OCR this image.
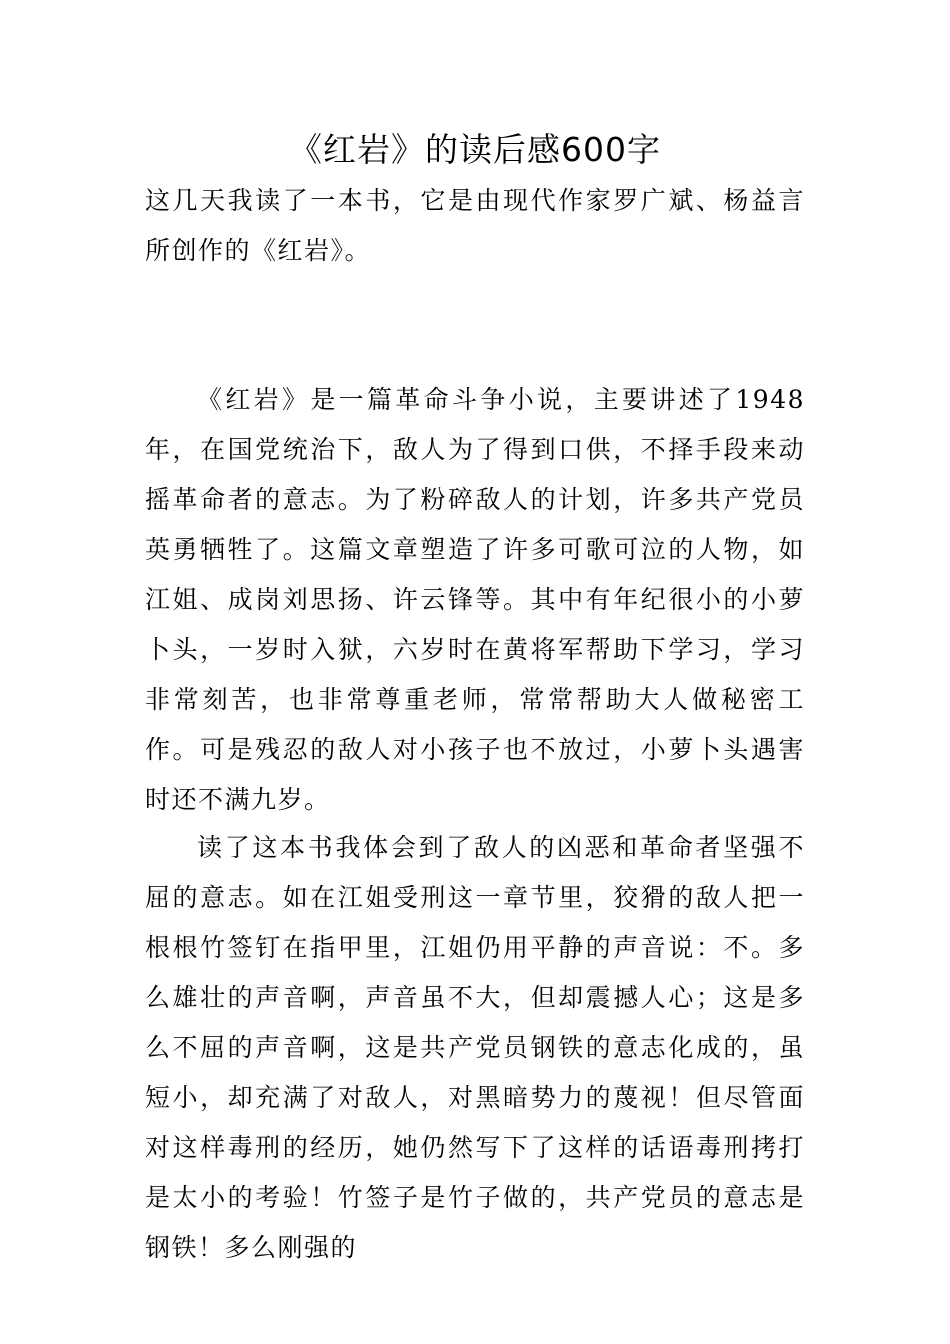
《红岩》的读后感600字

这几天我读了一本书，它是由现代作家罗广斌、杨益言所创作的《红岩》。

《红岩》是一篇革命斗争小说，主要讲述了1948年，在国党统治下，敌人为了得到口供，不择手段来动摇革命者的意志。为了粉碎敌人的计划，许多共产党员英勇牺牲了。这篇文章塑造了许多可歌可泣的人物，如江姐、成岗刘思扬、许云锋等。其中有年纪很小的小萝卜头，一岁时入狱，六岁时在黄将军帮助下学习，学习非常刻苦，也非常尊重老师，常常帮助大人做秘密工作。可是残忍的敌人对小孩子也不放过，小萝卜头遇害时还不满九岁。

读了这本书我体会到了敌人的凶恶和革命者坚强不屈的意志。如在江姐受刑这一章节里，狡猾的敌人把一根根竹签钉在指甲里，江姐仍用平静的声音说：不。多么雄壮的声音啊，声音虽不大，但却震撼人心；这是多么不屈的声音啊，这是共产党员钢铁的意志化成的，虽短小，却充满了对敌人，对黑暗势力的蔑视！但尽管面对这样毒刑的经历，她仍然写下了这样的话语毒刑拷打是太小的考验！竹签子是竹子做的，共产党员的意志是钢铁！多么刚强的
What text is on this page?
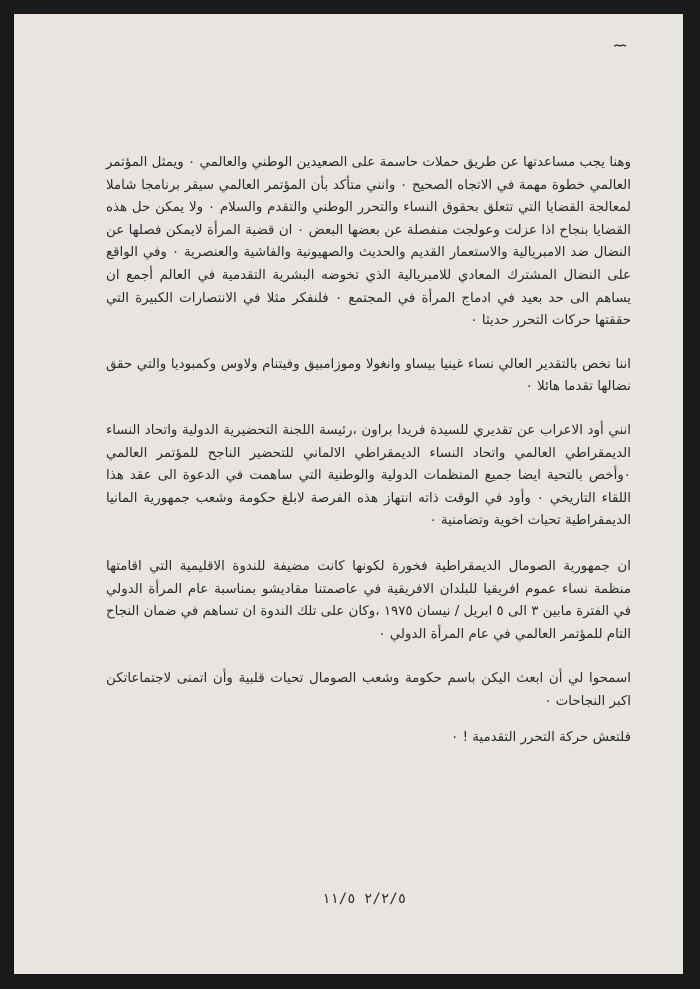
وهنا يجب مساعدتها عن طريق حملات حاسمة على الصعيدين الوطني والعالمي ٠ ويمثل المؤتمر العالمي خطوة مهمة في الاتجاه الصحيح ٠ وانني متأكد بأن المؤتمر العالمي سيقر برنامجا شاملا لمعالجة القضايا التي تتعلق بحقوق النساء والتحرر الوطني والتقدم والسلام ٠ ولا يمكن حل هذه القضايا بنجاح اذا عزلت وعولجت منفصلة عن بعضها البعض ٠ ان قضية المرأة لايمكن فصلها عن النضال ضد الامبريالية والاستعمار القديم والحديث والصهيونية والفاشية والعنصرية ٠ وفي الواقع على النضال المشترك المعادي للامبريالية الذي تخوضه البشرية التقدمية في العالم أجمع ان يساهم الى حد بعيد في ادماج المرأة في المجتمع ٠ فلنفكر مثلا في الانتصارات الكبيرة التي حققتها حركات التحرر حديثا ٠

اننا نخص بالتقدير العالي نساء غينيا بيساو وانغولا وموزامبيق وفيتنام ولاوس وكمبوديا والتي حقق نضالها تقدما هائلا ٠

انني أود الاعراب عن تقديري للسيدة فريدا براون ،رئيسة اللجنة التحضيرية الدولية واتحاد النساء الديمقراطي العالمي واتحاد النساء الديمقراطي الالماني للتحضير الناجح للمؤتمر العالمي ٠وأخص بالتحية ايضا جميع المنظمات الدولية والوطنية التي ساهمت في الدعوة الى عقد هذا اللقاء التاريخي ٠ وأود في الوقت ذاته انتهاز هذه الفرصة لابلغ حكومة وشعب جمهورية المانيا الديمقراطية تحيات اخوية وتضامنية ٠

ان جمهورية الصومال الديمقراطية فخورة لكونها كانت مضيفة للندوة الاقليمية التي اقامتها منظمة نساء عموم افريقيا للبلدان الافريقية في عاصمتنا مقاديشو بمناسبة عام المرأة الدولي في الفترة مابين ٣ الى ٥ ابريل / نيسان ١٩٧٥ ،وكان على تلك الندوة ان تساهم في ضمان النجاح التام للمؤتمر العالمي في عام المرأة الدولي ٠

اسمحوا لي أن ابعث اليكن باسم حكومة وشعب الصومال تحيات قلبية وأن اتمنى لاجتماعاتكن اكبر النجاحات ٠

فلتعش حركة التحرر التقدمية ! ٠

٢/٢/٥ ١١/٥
==
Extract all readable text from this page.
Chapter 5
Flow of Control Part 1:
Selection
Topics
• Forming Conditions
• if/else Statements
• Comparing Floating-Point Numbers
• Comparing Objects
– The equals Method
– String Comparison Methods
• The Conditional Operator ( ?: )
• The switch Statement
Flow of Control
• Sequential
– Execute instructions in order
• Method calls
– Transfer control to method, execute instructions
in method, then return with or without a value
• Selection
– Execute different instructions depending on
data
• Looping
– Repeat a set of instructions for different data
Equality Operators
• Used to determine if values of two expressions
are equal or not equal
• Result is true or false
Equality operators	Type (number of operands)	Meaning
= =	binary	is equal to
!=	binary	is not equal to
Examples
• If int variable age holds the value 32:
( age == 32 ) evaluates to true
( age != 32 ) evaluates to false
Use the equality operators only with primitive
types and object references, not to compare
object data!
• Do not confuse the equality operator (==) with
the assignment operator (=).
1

→ Written problem
Read the lines above. Gather those in which the string "evaluates" is found.

→ Written response
( age == 32 ) evaluates to true
( age != 32 ) evaluates to false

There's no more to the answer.